## YOUR TASK
Transcribe the lines below verbatim, skipping the images.

[Entries with figure data]

/---

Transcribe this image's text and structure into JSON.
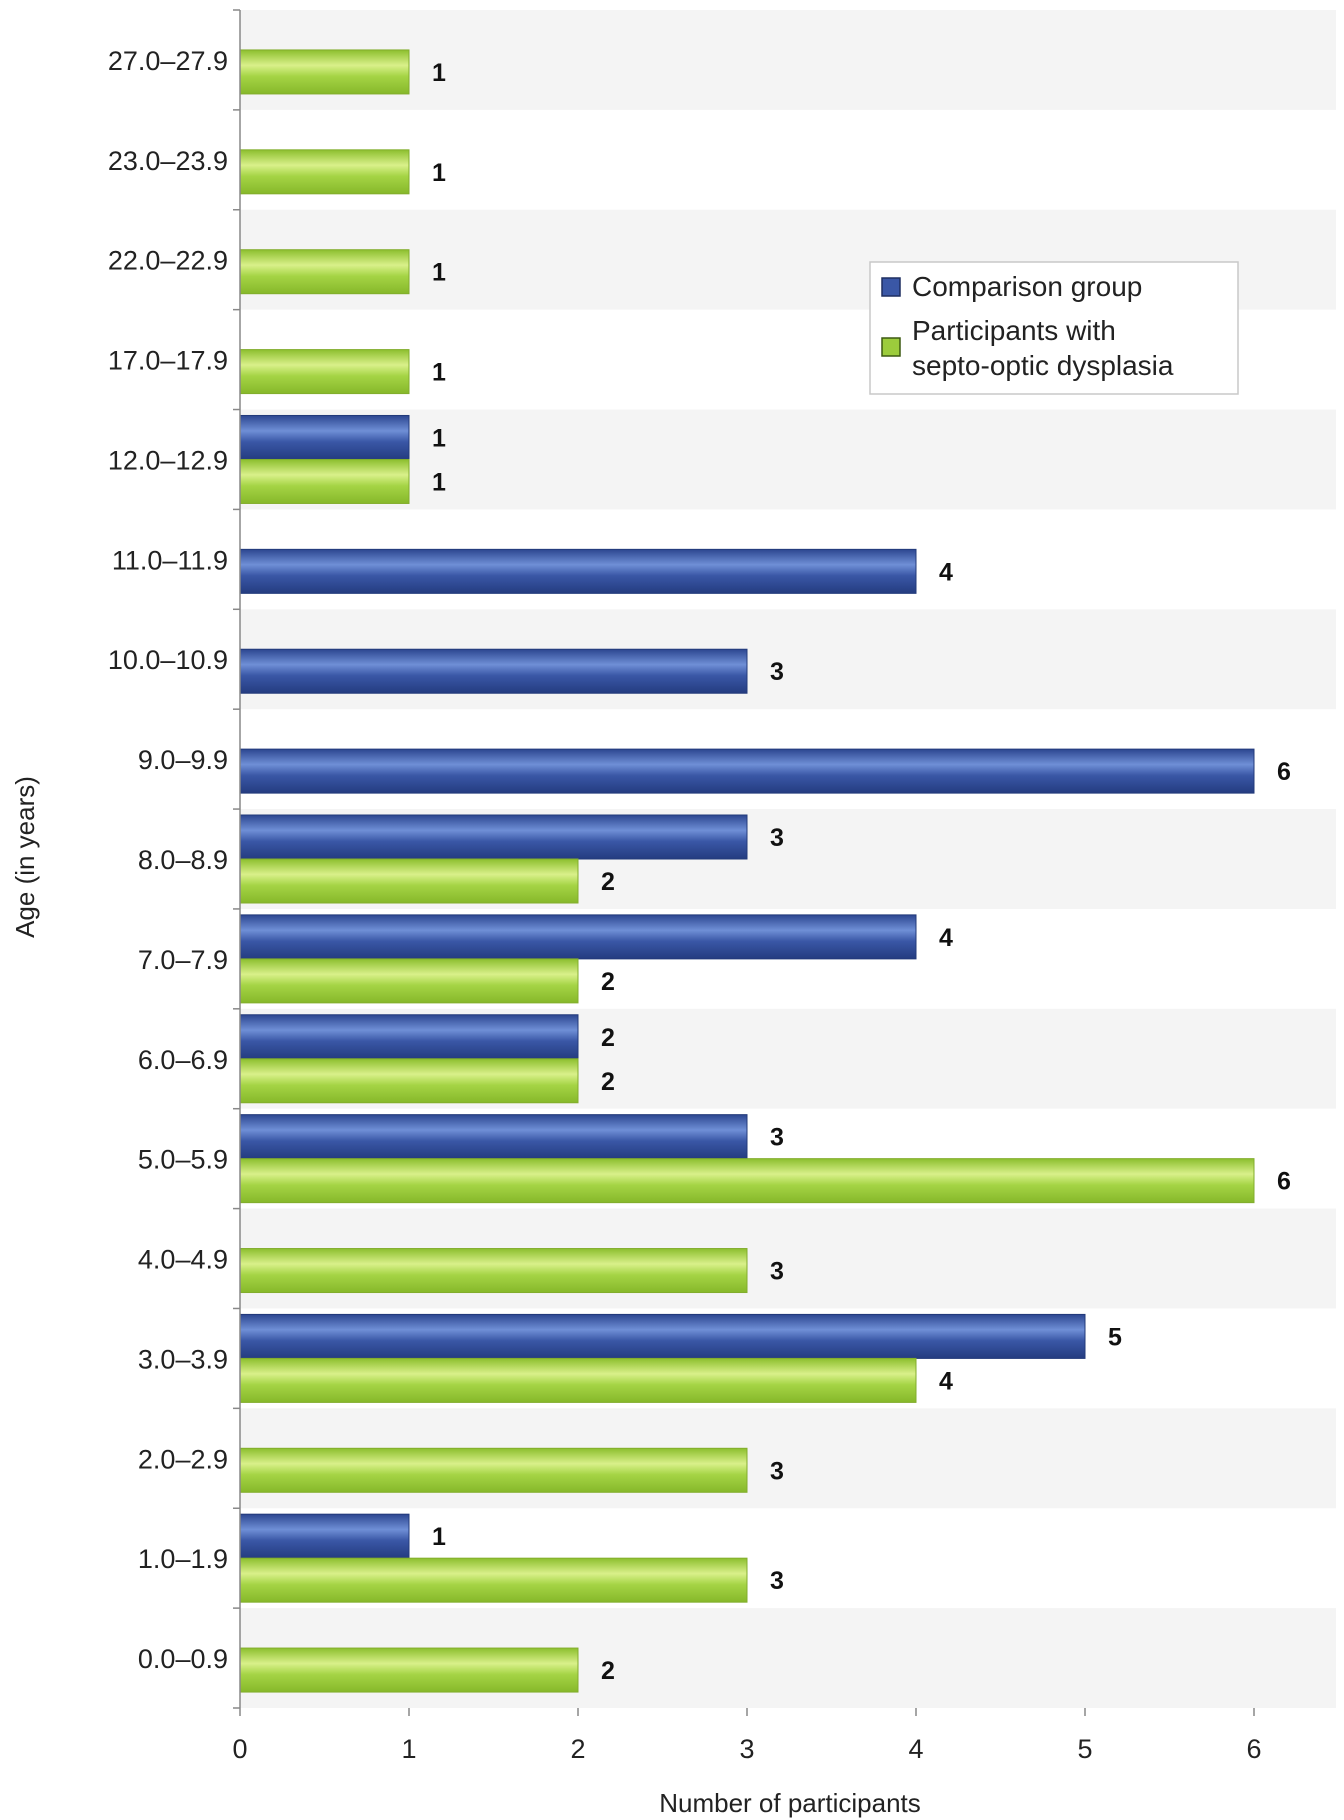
{
  "chart_data": {
    "type": "bar",
    "orientation": "horizontal",
    "categories": [
      "0.0–0.9",
      "1.0–1.9",
      "2.0–2.9",
      "3.0–3.9",
      "4.0–4.9",
      "5.0–5.9",
      "6.0–6.9",
      "7.0–7.9",
      "8.0–8.9",
      "9.0–9.9",
      "10.0–10.9",
      "11.0–11.9",
      "12.0–12.9",
      "17.0–17.9",
      "22.0–22.9",
      "23.0–23.9",
      "27.0–27.9"
    ],
    "series": [
      {
        "name": "Comparison group",
        "color": "#3a57a6",
        "values": [
          null,
          1,
          null,
          5,
          null,
          3,
          2,
          4,
          3,
          6,
          3,
          4,
          1,
          null,
          null,
          null,
          null
        ]
      },
      {
        "name": "Participants with septo-optic dysplasia",
        "color": "#9ccc3c",
        "values": [
          2,
          3,
          3,
          4,
          3,
          6,
          2,
          2,
          2,
          null,
          null,
          null,
          1,
          1,
          1,
          1,
          1
        ]
      }
    ],
    "xlabel": "Number of participants",
    "ylabel": "Age (in years)",
    "xlim": [
      0,
      6.5
    ],
    "xticks": [
      "0",
      "1",
      "2",
      "3",
      "4",
      "5",
      "6"
    ],
    "legend": {
      "position": "upper-right",
      "entries": [
        "Comparison group",
        "Participants with",
        "septo-optic dysplasia"
      ]
    },
    "grid": false
  }
}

\---

## REPLY TO THE EXERCISE
Transcribe this image's text and structure into JSON.
{
  "chart_data": {
    "type": "bar",
    "orientation": "horizontal",
    "categories": [
      "0.0–0.9",
      "1.0–1.9",
      "2.0–2.9",
      "3.0–3.9",
      "4.0–4.9",
      "5.0–5.9",
      "6.0–6.9",
      "7.0–7.9",
      "8.0–8.9",
      "9.0–9.9",
      "10.0–10.9",
      "11.0–11.9",
      "12.0–12.9",
      "17.0–17.9",
      "22.0–22.9",
      "23.0–23.9",
      "27.0–27.9"
    ],
    "series": [
      {
        "name": "Comparison group",
        "color": "#3a57a6",
        "values": [
          null,
          1,
          null,
          5,
          null,
          3,
          2,
          4,
          3,
          6,
          3,
          4,
          1,
          null,
          null,
          null,
          null
        ]
      },
      {
        "name": "Participants with septo-optic dysplasia",
        "color": "#9ccc3c",
        "values": [
          2,
          3,
          3,
          4,
          3,
          6,
          2,
          2,
          2,
          null,
          null,
          null,
          1,
          1,
          1,
          1,
          1
        ]
      }
    ],
    "xlabel": "Number of participants",
    "ylabel": "Age (in years)",
    "xlim": [
      0,
      6.5
    ],
    "xticks": [
      "0",
      "1",
      "2",
      "3",
      "4",
      "5",
      "6"
    ],
    "legend": {
      "position": "upper-right",
      "entries": [
        "Comparison group",
        "Participants with",
        "septo-optic dysplasia"
      ]
    },
    "grid": false
  }
}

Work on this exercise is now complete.